Задание 1: Перепишите слово в слово строки листинга, начиная со строки, где есть "250, 36, 266]", и заканчивая последней строкой листинга.

Между нашей практикой и нашими рассуждениями, между декларируемым принуждением к эйфории и признанием переживаемой боли — бездонная пропасть. Господствующий стереотип требует, чтобы я добивался успеха, но переизбыток книг, рецептов супружеского счастья наводит на мысль, что найти его в жизни не легче, чем прежде. Мы устанавливаем для себя недостижимые каноны. Первым на этом пути был опять-таки Руссо: автор «Эмиля», грандиозного для своей эпохи трактата о воспитании, «искусства формировать людей», постарался уклониться от соблюдения принципов, которые он предписывал другим, и бросил, кажется, пятерых детей — обычное поведение во времена высокой детской смертности. Делайте, что я говорю, не говорите, что я делаю: после эпохи Просвещения разрыв между жизнью желаемой и проживаемой в порядке вещей[17]. Наше время под эгидой проницательности обманывает само себя, красноречие у нас выполняет функцию компенсации отсутствия. Классическое лицемерие выражало пропасть между нравами и респектабельностью, современное — несоответствие между показным идеалом и реальным опытом. Отсюда фарисейство, смешные двусмысленности, обычные для наших нравов (они находят отражение, например, в комедиях Вуди Аллена): мы гонимся за собственным идеальным образом, жаждем исправить свои ошибки, чтобы дотянуться до уровня своих прометеевских амбиций.

Показанный материал:
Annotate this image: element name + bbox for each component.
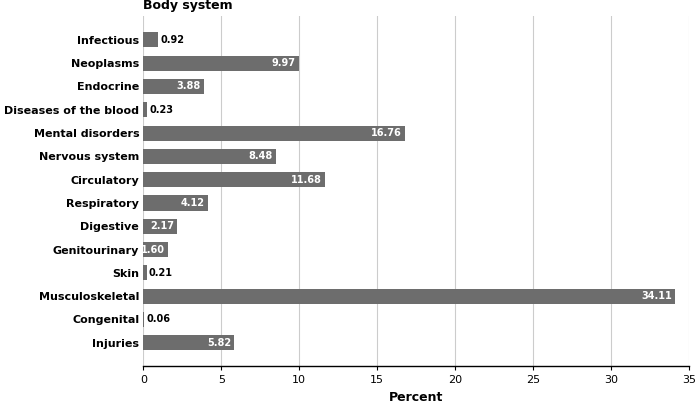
Text: 16.76: 16.76 — [371, 128, 401, 138]
Bar — [144, 79, 204, 94]
Bar — [144, 265, 146, 280]
Text: 8.48: 8.48 — [248, 151, 272, 162]
Bar — [144, 172, 326, 187]
Bar — [144, 195, 207, 211]
Bar — [144, 32, 158, 47]
Bar — [144, 242, 168, 257]
Text: 0.23: 0.23 — [149, 105, 174, 115]
Text: Body system: Body system — [144, 0, 233, 12]
Text: 34.11: 34.11 — [641, 291, 672, 301]
Bar — [144, 149, 276, 164]
Text: 4.12: 4.12 — [181, 198, 204, 208]
Text: 2.17: 2.17 — [150, 221, 174, 231]
Text: 3.88: 3.88 — [176, 82, 201, 91]
Bar — [144, 55, 299, 71]
Text: 0.06: 0.06 — [146, 315, 171, 324]
Bar — [144, 219, 177, 234]
Text: 9.97: 9.97 — [272, 58, 295, 68]
Bar — [144, 288, 675, 304]
Text: 0.92: 0.92 — [160, 35, 184, 45]
Text: 1.60: 1.60 — [141, 244, 165, 255]
Bar — [144, 126, 405, 141]
Text: 0.21: 0.21 — [149, 268, 173, 278]
X-axis label: Percent: Percent — [389, 391, 443, 404]
Text: 11.68: 11.68 — [291, 175, 322, 185]
Bar — [144, 102, 147, 118]
Text: 5.82: 5.82 — [206, 338, 231, 348]
Bar — [144, 335, 234, 350]
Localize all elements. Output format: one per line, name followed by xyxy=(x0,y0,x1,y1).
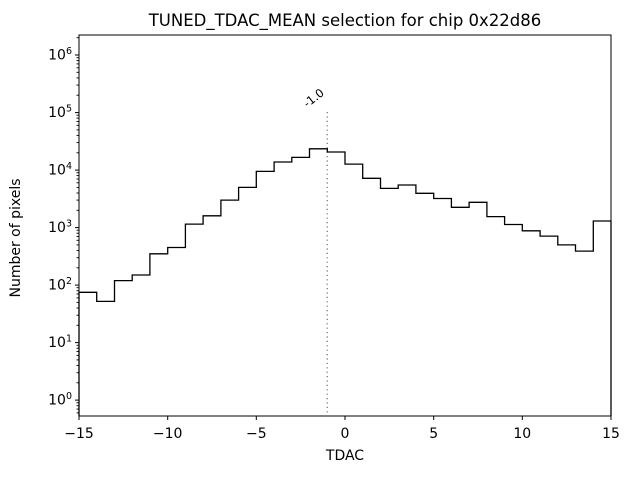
svg-text:100: 100 xyxy=(48,391,72,409)
x-axis-tick-labels: −15 −10 −5 0 5 10 15 xyxy=(64,426,620,442)
svg-text:10: 10 xyxy=(513,426,531,442)
axes-frame xyxy=(78,34,612,417)
svg-text:106: 106 xyxy=(48,46,72,64)
y-axis-label: Number of pixels xyxy=(8,178,24,297)
x-axis-label: TDAC xyxy=(325,448,364,464)
x-axis-ticks xyxy=(78,416,612,420)
svg-text:−15: −15 xyxy=(64,426,94,442)
svg-text:103: 103 xyxy=(48,219,72,237)
svg-text:101: 101 xyxy=(48,334,72,352)
svg-text:104: 104 xyxy=(48,161,72,179)
y-axis-tick-labels: 100 101 102 103 104 105 106 xyxy=(48,46,72,409)
svg-text:15: 15 xyxy=(602,426,620,442)
chart-title: TUNED_TDAC_MEAN selection for chip 0x22d… xyxy=(148,11,542,31)
svg-text:105: 105 xyxy=(48,104,72,122)
histogram-step-line xyxy=(78,148,612,416)
svg-text:5: 5 xyxy=(429,426,438,442)
svg-text:0: 0 xyxy=(341,426,350,442)
svg-text:102: 102 xyxy=(48,276,72,294)
svg-text:−5: −5 xyxy=(246,426,267,442)
y-axis-major-ticks xyxy=(75,54,79,401)
svg-text:−10: −10 xyxy=(153,426,183,442)
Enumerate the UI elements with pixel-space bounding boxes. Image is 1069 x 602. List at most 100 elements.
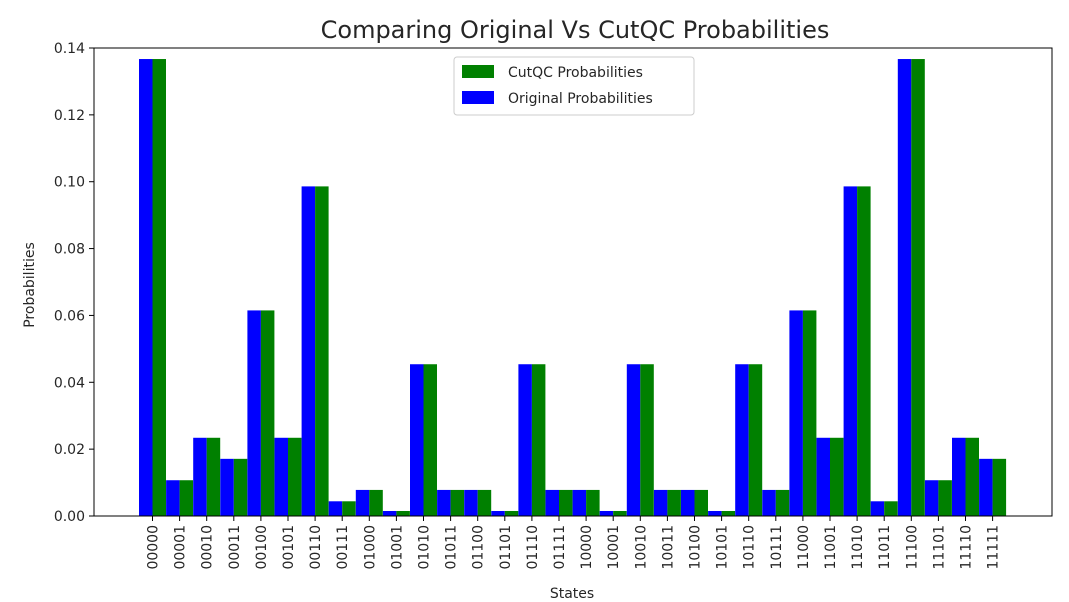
- bar-original-01001: [382, 510, 397, 516]
- bar-cutqc-11111: [992, 458, 1007, 516]
- legend-label-original: Original Probabilities: [508, 91, 653, 107]
- x-tick-label: 10100: [688, 525, 704, 570]
- bar-cutqc-00001: [179, 480, 194, 516]
- bar-cutqc-00111: [342, 501, 356, 516]
- bar-cutqc-01101: [504, 510, 519, 516]
- bar-cutqc-01010: [423, 364, 437, 516]
- x-tick-label: 10110: [742, 525, 758, 570]
- bar-original-11101: [924, 480, 939, 516]
- bar-cutqc-11000: [802, 310, 817, 516]
- bar-cutqc-11100: [911, 59, 925, 516]
- x-tick-label: 01011: [444, 525, 460, 570]
- bar-cutqc-00010: [206, 437, 221, 516]
- y-tick-label: 0.00: [54, 509, 85, 525]
- y-axis-ticks: 0.00 0.02 0.04 0.06 0.08 0.10 0.12 0.14: [54, 41, 94, 525]
- bar-original-00000: [139, 59, 153, 516]
- bar-cutqc-10100: [694, 489, 708, 516]
- chart-title: Comparing Original Vs CutQC Probabilitie…: [321, 16, 830, 44]
- x-tick-label: 00111: [335, 525, 351, 570]
- x-tick-label: 00000: [146, 525, 162, 570]
- legend-swatch-cutqc: [462, 65, 494, 78]
- bar-cutqc-10010: [640, 364, 654, 516]
- bars-group: [139, 59, 1007, 516]
- bar-cutqc-11010: [857, 186, 871, 516]
- bar-original-00111: [328, 501, 343, 516]
- x-tick-label: 00110: [308, 525, 324, 570]
- bar-original-00001: [166, 480, 180, 516]
- bar-cutqc-01111: [559, 489, 573, 516]
- bar-original-10110: [735, 364, 749, 516]
- bar-original-10010: [626, 364, 641, 516]
- x-tick-label: 11111: [986, 525, 1002, 570]
- x-tick-label: 01000: [362, 525, 378, 570]
- bar-original-00011: [220, 458, 234, 516]
- y-tick-label: 0.12: [54, 108, 85, 124]
- legend-box: [453, 56, 695, 116]
- x-tick-label: 11010: [850, 525, 866, 570]
- bar-cutqc-10110: [748, 364, 763, 516]
- bar-cutqc-00110: [315, 186, 329, 516]
- x-axis-ticks: 00000 00001 00010 00011 00100 00101 00110 00111…: [146, 516, 1002, 570]
- x-tick-label: 11001: [823, 525, 839, 570]
- bar-original-01100: [464, 489, 478, 516]
- bar-cutqc-10011: [667, 489, 681, 516]
- y-axis-label: Probabilities: [22, 242, 38, 328]
- bar-cutqc-01110: [531, 364, 546, 516]
- bar-cutqc-11001: [830, 437, 844, 516]
- bar-original-00100: [247, 310, 261, 516]
- bar-original-00101: [274, 437, 288, 516]
- bar-original-11110: [952, 437, 966, 516]
- bar-original-10101: [708, 510, 722, 516]
- x-axis-label: States: [550, 586, 594, 602]
- x-tick-label: 01110: [525, 525, 541, 570]
- bar-cutqc-10101: [721, 510, 736, 516]
- bar-original-10011: [653, 489, 668, 516]
- x-tick-label: 10011: [660, 525, 676, 570]
- bar-cutqc-00100: [260, 310, 275, 516]
- bar-cutqc-11011: [884, 501, 898, 516]
- x-tick-label: 01101: [498, 525, 514, 570]
- y-tick-label: 0.14: [54, 41, 85, 57]
- bar-cutqc-10111: [775, 489, 790, 516]
- bar-cutqc-11110: [965, 437, 979, 516]
- legend-swatch-original: [462, 91, 494, 104]
- x-tick-label: 00101: [281, 525, 297, 570]
- bar-original-10001: [599, 510, 614, 516]
- bar-original-01110: [518, 364, 532, 516]
- x-tick-label: 00100: [254, 525, 270, 570]
- y-tick-label: 0.08: [54, 242, 85, 258]
- x-tick-label: 11101: [931, 525, 947, 570]
- bar-cutqc-00000: [152, 59, 166, 516]
- x-tick-label: 11100: [904, 525, 920, 570]
- bar-cutqc-01001: [396, 510, 410, 516]
- x-tick-label: 00001: [173, 525, 189, 570]
- x-tick-label: 10000: [579, 525, 595, 570]
- x-tick-label: 01001: [389, 525, 405, 570]
- bar-cutqc-10000: [586, 489, 600, 516]
- plot-frame: [93, 47, 1053, 517]
- bar-cutqc-10001: [613, 510, 627, 516]
- bar-original-00010: [193, 437, 207, 516]
- x-tick-label: 11000: [796, 525, 812, 570]
- x-tick-label: 10001: [606, 525, 622, 570]
- y-tick-label: 0.04: [54, 375, 85, 391]
- x-tick-label: 10101: [715, 525, 731, 570]
- bar-cutqc-01000: [369, 489, 383, 516]
- bar-original-01011: [437, 489, 451, 516]
- y-tick-label: 0.10: [54, 175, 85, 191]
- x-tick-label: 01111: [552, 525, 568, 570]
- bar-cutqc-11101: [938, 480, 952, 516]
- x-tick-label: 01010: [417, 525, 433, 570]
- x-tick-label: 11011: [877, 525, 893, 570]
- y-tick-label: 0.06: [54, 308, 85, 324]
- bar-cutqc-00101: [288, 437, 302, 516]
- legend: CutQC Probabilities Original Probabiliti…: [453, 56, 695, 116]
- x-tick-label: 01100: [471, 525, 487, 570]
- bar-original-11111: [979, 458, 993, 516]
- x-tick-label: 10010: [633, 525, 649, 570]
- bar-original-10000: [572, 489, 587, 516]
- bar-original-11011: [870, 501, 885, 516]
- x-tick-label: 00010: [200, 525, 216, 570]
- bar-original-11000: [789, 310, 803, 516]
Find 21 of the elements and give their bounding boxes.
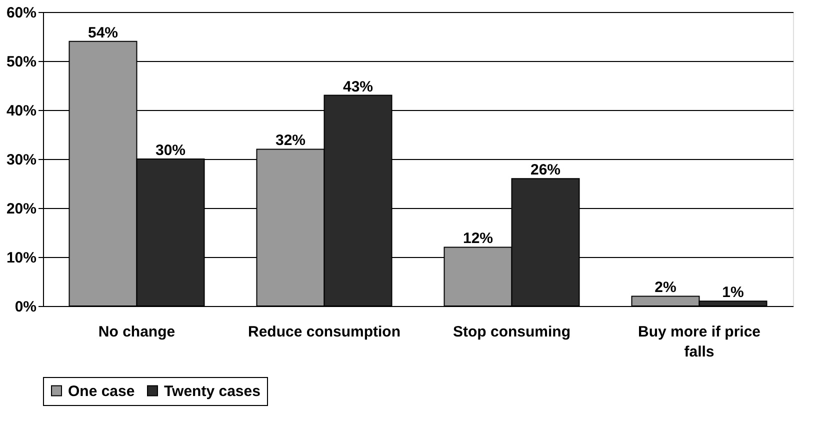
y-tick-label: 10%	[6, 250, 36, 266]
data-label: 30%	[155, 142, 186, 159]
data-label: 26%	[530, 162, 561, 179]
y-tick-label: 40%	[6, 102, 36, 120]
y-tick-label: 60%	[6, 4, 36, 22]
y-tick-label: 30%	[6, 152, 36, 168]
data-label: 2%	[654, 279, 676, 296]
legend-label: Twenty cases	[164, 382, 260, 400]
data-label: 1%	[722, 284, 744, 302]
x-tick-label: Stop consuming	[453, 324, 570, 340]
y-tick-label: 0%	[14, 298, 36, 316]
x-tick-label: Reduce consumption	[248, 324, 401, 340]
x-tick-label: Buy more if price falls	[638, 324, 761, 360]
y-tick-label: 20%	[6, 200, 36, 218]
legend-label: One case	[68, 382, 135, 400]
y-tick-label: 50%	[6, 54, 36, 70]
data-label: 43%	[342, 78, 374, 96]
data-label: 12%	[462, 230, 494, 248]
data-label: 54%	[88, 24, 118, 42]
data-label: 32%	[275, 132, 306, 150]
x-tick-label: No change	[98, 324, 176, 340]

Задание 2: Продолжите отрывок о разрыве между желаемой и реально прожитой жизнью с того места, где он заканчивается.

Ответ к заданию 1:
y-tick-label: 10%	[6, 250, 36, 266]
data-label: 30%	[155, 142, 186, 159]
data-label: 26%	[530, 162, 561, 179]
y-tick-label: 40%	[6, 102, 36, 120]
y-tick-label: 60%	[6, 4, 36, 22]
y-tick-label: 30%	[6, 152, 36, 168]
data-label: 2%	[654, 279, 676, 296]
legend-label: Twenty cases	[164, 382, 260, 400]
data-label: 1%	[722, 284, 744, 302]
x-tick-label: Stop consuming	[453, 324, 570, 340]
y-tick-label: 0%	[14, 298, 36, 316]
x-tick-label: Reduce consumption	[248, 324, 401, 340]
x-tick-label: Buy more if price falls	[638, 324, 761, 360]
y-tick-label: 20%	[6, 200, 36, 218]
legend-label: One case	[68, 382, 135, 400]
y-tick-label: 50%	[6, 54, 36, 70]
data-label: 43%	[342, 78, 374, 96]
data-label: 12%	[462, 230, 494, 248]
data-label: 54%	[88, 24, 118, 42]
data-label: 32%	[275, 132, 306, 150]
x-tick-label: No change	[98, 324, 176, 340]

Ответ к заданию 2:
Но сердце остается безнадежно глухим к приказаниям его опекунов. Освободить, эмансипировать — других слов мы не знаем. Жизнь — это еще и прославление, и часто восхищение уместнее, чем критика. И вот мы разрываемся между двумя искушениями: реформировать или же прославлять любовь во всех ее измерениях, в ее чудесной амбивалентности.
У Фрейда где-то сказано, что люди занимаются любовью по меньшей мере вшестером, поскольку за каждым из партнеров маячат тени отца и матери. Что касается современных парочек, при них целая толпа народу — приходится считаться с «бывшими» той и другой стороны. Подчас это список, достойный лавров Дон Жуана, череда престижных имен — их перебирают, смакуя, выставляют напоказ, как боевые награды, по примеру знаменитых куртизанок, в чьих коллекциях числились принцы, миллиардеры, короли. Но тот же список — воплощение наших прошлых неудач, перечень разбитых надежд, резюме поражений. В этом смысле хуже нет, чем жертва любовной контузии, которая хнычет в ваших объятиях, как она настрадалась с кем-то третьим. У «экса» двойственный статус привидения, неприкаянной души: это покойник, не похороненный окончательно, спящая ячейка памяти, где тлеет опасность пробуждения былого огня (вот почему многие женщины прячут по нескольку любовников под сукно, опасаясь выглядеть слишком легкомысленными в глазах нынешнего мужа).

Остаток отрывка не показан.